Transcribe the records in full, keeping every character as it is.
___ Records to process ___
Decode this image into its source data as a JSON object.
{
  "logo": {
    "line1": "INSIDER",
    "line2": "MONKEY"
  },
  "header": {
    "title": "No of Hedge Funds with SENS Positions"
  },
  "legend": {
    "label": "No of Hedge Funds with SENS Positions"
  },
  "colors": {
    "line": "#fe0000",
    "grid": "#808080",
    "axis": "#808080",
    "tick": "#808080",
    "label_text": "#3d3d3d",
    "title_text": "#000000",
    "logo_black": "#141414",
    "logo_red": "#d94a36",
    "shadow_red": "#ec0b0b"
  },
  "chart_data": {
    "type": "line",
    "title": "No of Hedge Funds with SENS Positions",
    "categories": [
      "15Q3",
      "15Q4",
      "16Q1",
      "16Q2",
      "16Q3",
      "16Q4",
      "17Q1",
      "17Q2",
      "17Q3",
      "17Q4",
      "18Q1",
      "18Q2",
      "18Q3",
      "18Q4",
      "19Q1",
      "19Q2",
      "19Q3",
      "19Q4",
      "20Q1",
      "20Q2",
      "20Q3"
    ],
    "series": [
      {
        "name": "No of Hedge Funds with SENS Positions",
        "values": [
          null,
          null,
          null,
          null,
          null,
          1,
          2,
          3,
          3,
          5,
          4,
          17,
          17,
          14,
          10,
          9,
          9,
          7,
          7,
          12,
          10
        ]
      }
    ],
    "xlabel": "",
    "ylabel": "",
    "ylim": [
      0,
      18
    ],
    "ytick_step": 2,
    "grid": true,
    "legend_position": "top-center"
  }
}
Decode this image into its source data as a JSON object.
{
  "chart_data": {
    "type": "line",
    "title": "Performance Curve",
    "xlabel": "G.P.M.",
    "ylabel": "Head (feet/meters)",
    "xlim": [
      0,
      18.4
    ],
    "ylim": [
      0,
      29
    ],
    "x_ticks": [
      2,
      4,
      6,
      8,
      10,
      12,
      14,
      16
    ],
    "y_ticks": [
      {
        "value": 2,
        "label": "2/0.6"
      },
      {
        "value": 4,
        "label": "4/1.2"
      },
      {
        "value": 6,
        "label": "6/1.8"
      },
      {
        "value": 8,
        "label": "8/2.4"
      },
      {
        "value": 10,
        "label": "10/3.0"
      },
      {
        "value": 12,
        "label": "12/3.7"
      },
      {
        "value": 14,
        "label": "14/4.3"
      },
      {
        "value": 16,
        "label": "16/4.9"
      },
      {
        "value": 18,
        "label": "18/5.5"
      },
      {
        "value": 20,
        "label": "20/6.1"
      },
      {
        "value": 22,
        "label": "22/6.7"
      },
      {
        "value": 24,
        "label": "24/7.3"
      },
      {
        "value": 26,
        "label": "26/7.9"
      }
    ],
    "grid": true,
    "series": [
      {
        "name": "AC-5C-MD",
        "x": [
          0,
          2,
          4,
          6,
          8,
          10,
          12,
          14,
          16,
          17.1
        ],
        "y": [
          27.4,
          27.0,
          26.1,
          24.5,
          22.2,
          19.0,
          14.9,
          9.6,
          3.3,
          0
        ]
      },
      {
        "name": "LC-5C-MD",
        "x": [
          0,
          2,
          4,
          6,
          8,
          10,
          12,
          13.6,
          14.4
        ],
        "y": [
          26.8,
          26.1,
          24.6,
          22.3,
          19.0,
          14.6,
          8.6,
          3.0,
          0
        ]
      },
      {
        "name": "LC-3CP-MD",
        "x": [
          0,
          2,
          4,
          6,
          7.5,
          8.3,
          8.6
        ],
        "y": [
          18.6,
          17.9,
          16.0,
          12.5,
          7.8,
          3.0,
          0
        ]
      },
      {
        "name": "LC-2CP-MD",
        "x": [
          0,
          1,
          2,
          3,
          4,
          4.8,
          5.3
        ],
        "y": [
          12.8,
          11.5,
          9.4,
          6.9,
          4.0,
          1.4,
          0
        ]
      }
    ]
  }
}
___
## Result of the exercise:
Decode this image into its source data as a JSON object.
{
  "logo": {
    "line1": "INSIDER",
    "line2": "MONKEY"
  },
  "header": {
    "title": "No of Hedge Funds with SENS Positions"
  },
  "legend": {
    "label": "No of Hedge Funds with SENS Positions"
  },
  "colors": {
    "line": "#fe0000",
    "grid": "#808080",
    "axis": "#808080",
    "tick": "#808080",
    "label_text": "#3d3d3d",
    "title_text": "#000000",
    "logo_black": "#141414",
    "logo_red": "#d94a36",
    "shadow_red": "#ec0b0b"
  },
  "chart_data": {
    "type": "line",
    "title": "No of Hedge Funds with SENS Positions",
    "categories": [
      "15Q3",
      "15Q4",
      "16Q1",
      "16Q2",
      "16Q3",
      "16Q4",
      "17Q1",
      "17Q2",
      "17Q3",
      "17Q4",
      "18Q1",
      "18Q2",
      "18Q3",
      "18Q4",
      "19Q1",
      "19Q2",
      "19Q3",
      "19Q4",
      "20Q1",
      "20Q2",
      "20Q3"
    ],
    "series": [
      {
        "name": "No of Hedge Funds with SENS Positions",
        "values": [
          null,
          null,
          null,
          null,
          null,
          1,
          2,
          3,
          3,
          5,
          4,
          17,
          17,
          14,
          10,
          9,
          9,
          7,
          7,
          12,
          10
        ]
      }
    ],
    "xlabel": "",
    "ylabel": "",
    "ylim": [
      0,
      18
    ],
    "ytick_step": 2,
    "grid": true,
    "legend_position": "top-center"
  }
}
Decode this image into its source data as a JSON object.
{
  "chart_data": {
    "type": "line",
    "title": "Performance Curve",
    "xlabel": "G.P.M.",
    "ylabel": "Head (feet/meters)",
    "xlim": [
      0,
      18.4
    ],
    "ylim": [
      0,
      29
    ],
    "x_ticks": [
      2,
      4,
      6,
      8,
      10,
      12,
      14,
      16
    ],
    "y_ticks": [
      {
        "value": 2,
        "label": "2/0.6"
      },
      {
        "value": 4,
        "label": "4/1.2"
      },
      {
        "value": 6,
        "label": "6/1.8"
      },
      {
        "value": 8,
        "label": "8/2.4"
      },
      {
        "value": 10,
        "label": "10/3.0"
      },
      {
        "value": 12,
        "label": "12/3.7"
      },
      {
        "value": 14,
        "label": "14/4.3"
      },
      {
        "value": 16,
        "label": "16/4.9"
      },
      {
        "value": 18,
        "label": "18/5.5"
      },
      {
        "value": 20,
        "label": "20/6.1"
      },
      {
        "value": 22,
        "label": "22/6.7"
      },
      {
        "value": 24,
        "label": "24/7.3"
      },
      {
        "value": 26,
        "label": "26/7.9"
      }
    ],
    "grid": true,
    "series": [
      {
        "name": "AC-5C-MD",
        "x": [
          0,
          2,
          4,
          6,
          8,
          10,
          12,
          14,
          16,
          17.1
        ],
        "y": [
          27.4,
          27.0,
          26.1,
          24.5,
          22.2,
          19.0,
          14.9,
          9.6,
          3.3,
          0
        ]
      },
      {
        "name": "LC-5C-MD",
        "x": [
          0,
          2,
          4,
          6,
          8,
          10,
          12,
          13.6,
          14.4
        ],
        "y": [
          26.8,
          26.1,
          24.6,
          22.3,
          19.0,
          14.6,
          8.6,
          3.0,
          0
        ]
      },
      {
        "name": "LC-3CP-MD",
        "x": [
          0,
          2,
          4,
          6,
          7.5,
          8.3,
          8.6
        ],
        "y": [
          18.6,
          17.9,
          16.0,
          12.5,
          7.8,
          3.0,
          0
        ]
      },
      {
        "name": "LC-2CP-MD",
        "x": [
          0,
          1,
          2,
          3,
          4,
          4.8,
          5.3
        ],
        "y": [
          12.8,
          11.5,
          9.4,
          6.9,
          4.0,
          1.4,
          0
        ]
      }
    ]
  }
}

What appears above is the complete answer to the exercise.